**Problem:** Take each line containing the word "Smith" and copy it.

**Dataset entries:**
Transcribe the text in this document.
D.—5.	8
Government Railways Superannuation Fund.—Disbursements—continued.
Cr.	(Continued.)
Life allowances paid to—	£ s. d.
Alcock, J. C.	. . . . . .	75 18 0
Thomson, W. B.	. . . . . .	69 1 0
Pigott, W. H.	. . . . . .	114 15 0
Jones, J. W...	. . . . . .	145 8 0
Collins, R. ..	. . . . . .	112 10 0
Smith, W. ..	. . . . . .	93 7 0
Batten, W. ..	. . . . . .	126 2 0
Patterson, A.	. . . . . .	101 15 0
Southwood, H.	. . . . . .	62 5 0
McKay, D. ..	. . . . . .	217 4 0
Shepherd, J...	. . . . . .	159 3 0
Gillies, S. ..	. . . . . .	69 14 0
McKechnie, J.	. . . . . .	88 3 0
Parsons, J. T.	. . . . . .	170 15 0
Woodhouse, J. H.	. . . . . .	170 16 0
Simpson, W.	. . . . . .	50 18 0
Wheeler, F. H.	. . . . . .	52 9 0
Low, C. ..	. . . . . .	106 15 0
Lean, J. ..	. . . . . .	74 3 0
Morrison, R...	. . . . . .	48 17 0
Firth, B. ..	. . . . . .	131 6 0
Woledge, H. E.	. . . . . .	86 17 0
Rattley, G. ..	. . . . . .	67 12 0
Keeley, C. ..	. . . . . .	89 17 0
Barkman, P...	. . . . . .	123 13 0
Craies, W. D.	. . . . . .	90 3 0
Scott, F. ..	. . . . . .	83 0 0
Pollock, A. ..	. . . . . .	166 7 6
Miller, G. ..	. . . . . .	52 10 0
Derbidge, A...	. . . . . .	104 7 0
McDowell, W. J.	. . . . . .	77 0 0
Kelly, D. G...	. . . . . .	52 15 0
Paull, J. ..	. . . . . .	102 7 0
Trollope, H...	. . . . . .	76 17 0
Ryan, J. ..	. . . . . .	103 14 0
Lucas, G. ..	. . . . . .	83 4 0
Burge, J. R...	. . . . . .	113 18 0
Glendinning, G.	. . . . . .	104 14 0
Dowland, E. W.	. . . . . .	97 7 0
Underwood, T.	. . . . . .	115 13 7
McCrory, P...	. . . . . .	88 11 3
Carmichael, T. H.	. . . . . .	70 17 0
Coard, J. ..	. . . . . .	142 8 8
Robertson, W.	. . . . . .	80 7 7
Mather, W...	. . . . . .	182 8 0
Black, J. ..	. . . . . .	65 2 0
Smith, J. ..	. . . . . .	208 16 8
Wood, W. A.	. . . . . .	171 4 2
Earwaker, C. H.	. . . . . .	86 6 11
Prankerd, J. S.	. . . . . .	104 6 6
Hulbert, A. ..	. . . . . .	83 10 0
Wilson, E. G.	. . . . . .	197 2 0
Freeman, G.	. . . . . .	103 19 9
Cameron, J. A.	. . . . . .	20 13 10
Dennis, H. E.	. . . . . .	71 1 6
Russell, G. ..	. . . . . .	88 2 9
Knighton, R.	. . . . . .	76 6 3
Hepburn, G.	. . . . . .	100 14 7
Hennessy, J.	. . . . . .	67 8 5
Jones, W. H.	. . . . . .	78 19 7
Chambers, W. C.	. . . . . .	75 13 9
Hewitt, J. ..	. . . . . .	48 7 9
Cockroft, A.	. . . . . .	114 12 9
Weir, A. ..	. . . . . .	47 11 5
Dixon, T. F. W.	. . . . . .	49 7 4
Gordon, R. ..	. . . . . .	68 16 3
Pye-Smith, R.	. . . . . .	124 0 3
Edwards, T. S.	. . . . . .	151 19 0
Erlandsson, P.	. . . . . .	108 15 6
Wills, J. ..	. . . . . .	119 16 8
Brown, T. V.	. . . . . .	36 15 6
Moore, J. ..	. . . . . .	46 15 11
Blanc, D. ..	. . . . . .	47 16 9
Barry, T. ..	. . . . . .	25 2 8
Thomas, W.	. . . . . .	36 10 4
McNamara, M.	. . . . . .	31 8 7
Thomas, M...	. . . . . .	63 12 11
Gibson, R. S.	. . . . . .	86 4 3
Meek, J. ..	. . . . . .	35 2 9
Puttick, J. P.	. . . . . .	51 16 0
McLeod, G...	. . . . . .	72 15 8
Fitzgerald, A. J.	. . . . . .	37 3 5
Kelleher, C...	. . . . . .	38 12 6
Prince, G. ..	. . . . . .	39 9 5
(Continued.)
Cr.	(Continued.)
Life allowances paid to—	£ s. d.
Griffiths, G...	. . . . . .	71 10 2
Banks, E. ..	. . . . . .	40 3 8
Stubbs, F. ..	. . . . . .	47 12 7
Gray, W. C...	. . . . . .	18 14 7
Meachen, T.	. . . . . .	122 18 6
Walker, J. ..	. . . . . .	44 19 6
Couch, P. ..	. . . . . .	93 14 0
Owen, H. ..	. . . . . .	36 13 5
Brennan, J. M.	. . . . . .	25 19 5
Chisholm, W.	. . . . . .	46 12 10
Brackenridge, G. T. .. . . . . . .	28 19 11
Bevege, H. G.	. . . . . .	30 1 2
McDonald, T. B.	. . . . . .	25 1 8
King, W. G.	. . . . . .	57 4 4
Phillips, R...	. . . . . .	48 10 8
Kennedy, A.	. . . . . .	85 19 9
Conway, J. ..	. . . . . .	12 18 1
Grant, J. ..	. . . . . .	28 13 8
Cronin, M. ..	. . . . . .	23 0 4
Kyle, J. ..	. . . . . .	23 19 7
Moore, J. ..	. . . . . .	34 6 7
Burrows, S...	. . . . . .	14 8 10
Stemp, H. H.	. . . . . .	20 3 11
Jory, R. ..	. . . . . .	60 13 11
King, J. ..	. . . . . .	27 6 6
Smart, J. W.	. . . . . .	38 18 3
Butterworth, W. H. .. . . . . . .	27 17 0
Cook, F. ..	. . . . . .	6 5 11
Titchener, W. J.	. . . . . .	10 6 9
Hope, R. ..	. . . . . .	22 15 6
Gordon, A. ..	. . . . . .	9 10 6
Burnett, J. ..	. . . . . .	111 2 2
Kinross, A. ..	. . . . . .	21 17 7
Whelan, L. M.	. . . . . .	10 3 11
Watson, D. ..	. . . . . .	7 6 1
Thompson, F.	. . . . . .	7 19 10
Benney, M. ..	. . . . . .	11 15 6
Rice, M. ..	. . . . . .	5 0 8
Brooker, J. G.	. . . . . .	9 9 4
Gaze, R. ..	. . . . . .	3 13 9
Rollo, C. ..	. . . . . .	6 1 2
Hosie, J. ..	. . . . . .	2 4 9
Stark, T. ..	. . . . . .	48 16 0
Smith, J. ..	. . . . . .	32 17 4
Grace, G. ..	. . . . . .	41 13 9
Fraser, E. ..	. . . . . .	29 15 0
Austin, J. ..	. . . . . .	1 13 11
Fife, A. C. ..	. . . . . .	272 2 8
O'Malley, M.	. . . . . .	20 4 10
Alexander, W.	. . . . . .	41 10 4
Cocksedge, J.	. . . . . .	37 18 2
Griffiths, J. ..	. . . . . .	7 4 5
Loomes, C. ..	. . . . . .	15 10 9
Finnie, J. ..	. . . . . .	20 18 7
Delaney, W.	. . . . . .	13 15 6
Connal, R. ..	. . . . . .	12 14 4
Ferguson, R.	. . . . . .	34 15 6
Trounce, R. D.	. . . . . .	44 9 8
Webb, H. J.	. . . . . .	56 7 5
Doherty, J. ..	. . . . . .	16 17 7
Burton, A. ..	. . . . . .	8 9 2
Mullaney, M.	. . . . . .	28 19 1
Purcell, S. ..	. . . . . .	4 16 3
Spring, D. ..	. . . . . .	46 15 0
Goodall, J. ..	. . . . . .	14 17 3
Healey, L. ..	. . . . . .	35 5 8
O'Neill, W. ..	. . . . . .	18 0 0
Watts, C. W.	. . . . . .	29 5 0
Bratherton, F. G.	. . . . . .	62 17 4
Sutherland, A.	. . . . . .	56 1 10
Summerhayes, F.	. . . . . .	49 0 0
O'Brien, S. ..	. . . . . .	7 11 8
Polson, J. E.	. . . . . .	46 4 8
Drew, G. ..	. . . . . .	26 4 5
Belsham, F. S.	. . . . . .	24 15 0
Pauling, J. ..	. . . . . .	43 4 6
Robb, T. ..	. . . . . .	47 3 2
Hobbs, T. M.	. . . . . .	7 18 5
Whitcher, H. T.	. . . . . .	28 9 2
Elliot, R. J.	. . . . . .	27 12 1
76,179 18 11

**Solution for this exercise:**
Smith, W. ..	. . . . . .	93 7 0
Smith, J. ..	. . . . . .	208 16 8
Pye-Smith, R.	. . . . . .	124 0 3
Smith, J. ..	. . . . . .	32 17 4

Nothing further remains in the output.